RECORDS FOR THE EXERCISE -
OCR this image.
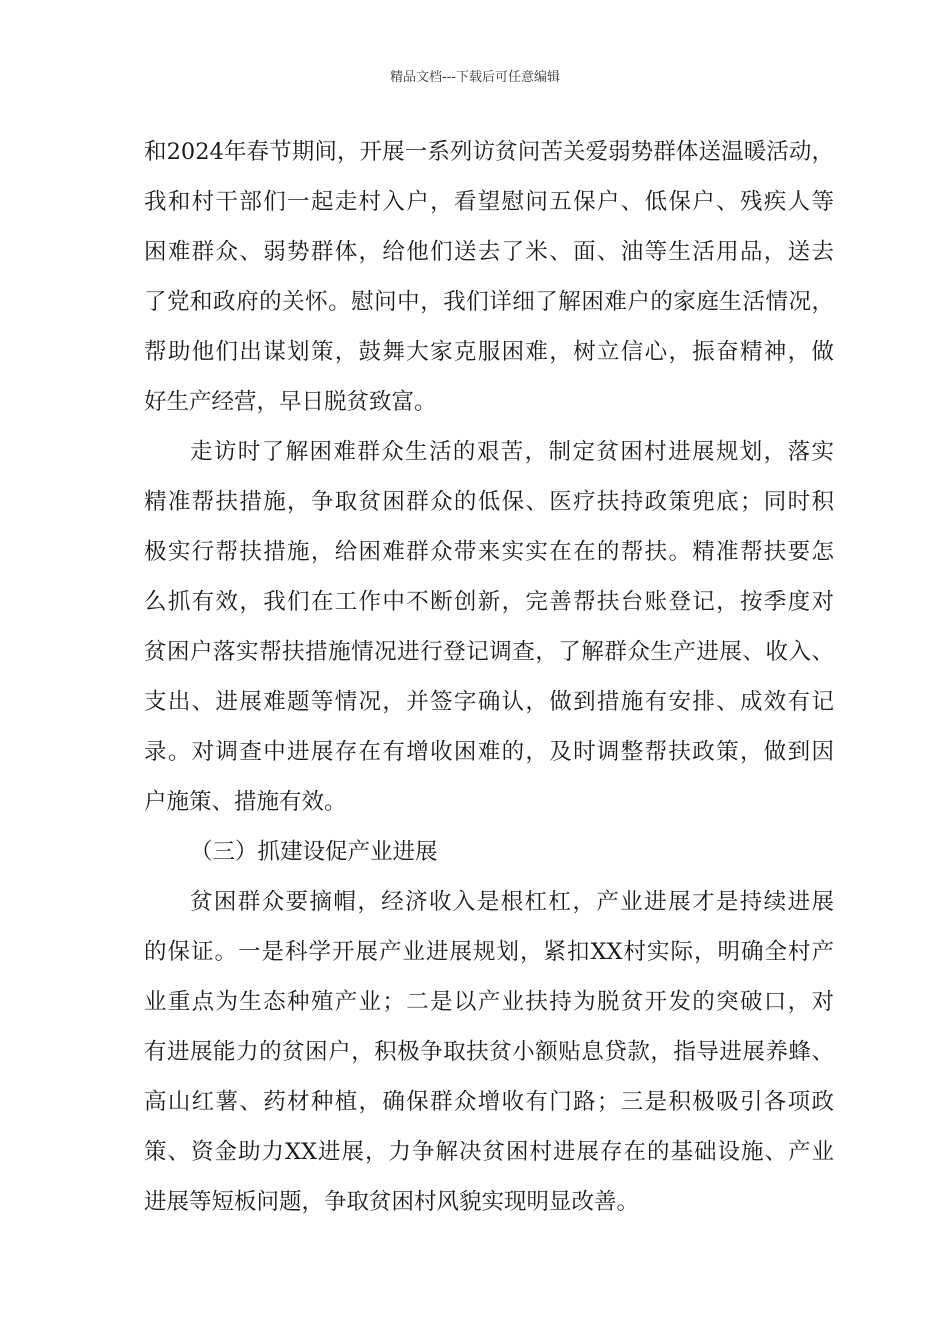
精品文档---下载后可任意编辑
和2024年春节期间，开展一系列访贫问苦关爱弱势群体送温暖活动，
我和村干部们一起走村入户，看望慰问五保户、低保户、残疾人等
困难群众、弱势群体，给他们送去了米、面、油等生活用品，送去
了党和政府的关怀。慰问中，我们详细了解困难户的家庭生活情况，
帮助他们出谋划策，鼓舞大家克服困难，树立信心，振奋精神，做
好生产经营，早日脱贫致富。
走访时了解困难群众生活的艰苦，制定贫困村进展规划，落实
精准帮扶措施，争取贫困群众的低保、医疗扶持政策兜底；同时积
极实行帮扶措施，给困难群众带来实实在在的帮扶。精准帮扶要怎
么抓有效，我们在工作中不断创新，完善帮扶台账登记，按季度对
贫困户落实帮扶措施情况进行登记调查，了解群众生产进展、收入、
支出、进展难题等情况，并签字确认，做到措施有安排、成效有记
录。对调查中进展存在有增收困难的，及时调整帮扶政策，做到因
户施策、措施有效。
（三）抓建设促产业进展
贫困群众要摘帽，经济收入是根杠杠，产业进展才是持续进展
的保证。一是科学开展产业进展规划，紧扣XX村实际，明确全村产
业重点为生态种殖产业；二是以产业扶持为脱贫开发的突破口，对
有进展能力的贫困户，积极争取扶贫小额贴息贷款，指导进展养蜂、
高山红薯、药材种植，确保群众增收有门路；三是积极吸引各项政
策、资金助力XX进展，力争解决贫困村进展存在的基础设施、产业
进展等短板问题，争取贫困村风貌实现明显改善。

GOAL OF THE EXERCISE - Repeat the material above verbatim, with no pictures in the output.

RESULT -
OCR this image.
精品文档---下载后可任意编辑
和2024年春节期间，开展一系列访贫问苦关爱弱势群体送温暖活动，
我和村干部们一起走村入户，看望慰问五保户、低保户、残疾人等
困难群众、弱势群体，给他们送去了米、面、油等生活用品，送去
了党和政府的关怀。慰问中，我们详细了解困难户的家庭生活情况，
帮助他们出谋划策，鼓舞大家克服困难，树立信心，振奋精神，做
好生产经营，早日脱贫致富。
走访时了解困难群众生活的艰苦，制定贫困村进展规划，落实
精准帮扶措施，争取贫困群众的低保、医疗扶持政策兜底；同时积
极实行帮扶措施，给困难群众带来实实在在的帮扶。精准帮扶要怎
么抓有效，我们在工作中不断创新，完善帮扶台账登记，按季度对
贫困户落实帮扶措施情况进行登记调查，了解群众生产进展、收入、
支出、进展难题等情况，并签字确认，做到措施有安排、成效有记
录。对调查中进展存在有增收困难的，及时调整帮扶政策，做到因
户施策、措施有效。
（三）抓建设促产业进展
贫困群众要摘帽，经济收入是根杠杠，产业进展才是持续进展
的保证。一是科学开展产业进展规划，紧扣XX村实际，明确全村产
业重点为生态种殖产业；二是以产业扶持为脱贫开发的突破口，对
有进展能力的贫困户，积极争取扶贫小额贴息贷款，指导进展养蜂、
高山红薯、药材种植，确保群众增收有门路；三是积极吸引各项政
策、资金助力XX进展，力争解决贫困村进展存在的基础设施、产业
进展等短板问题，争取贫困村风貌实现明显改善。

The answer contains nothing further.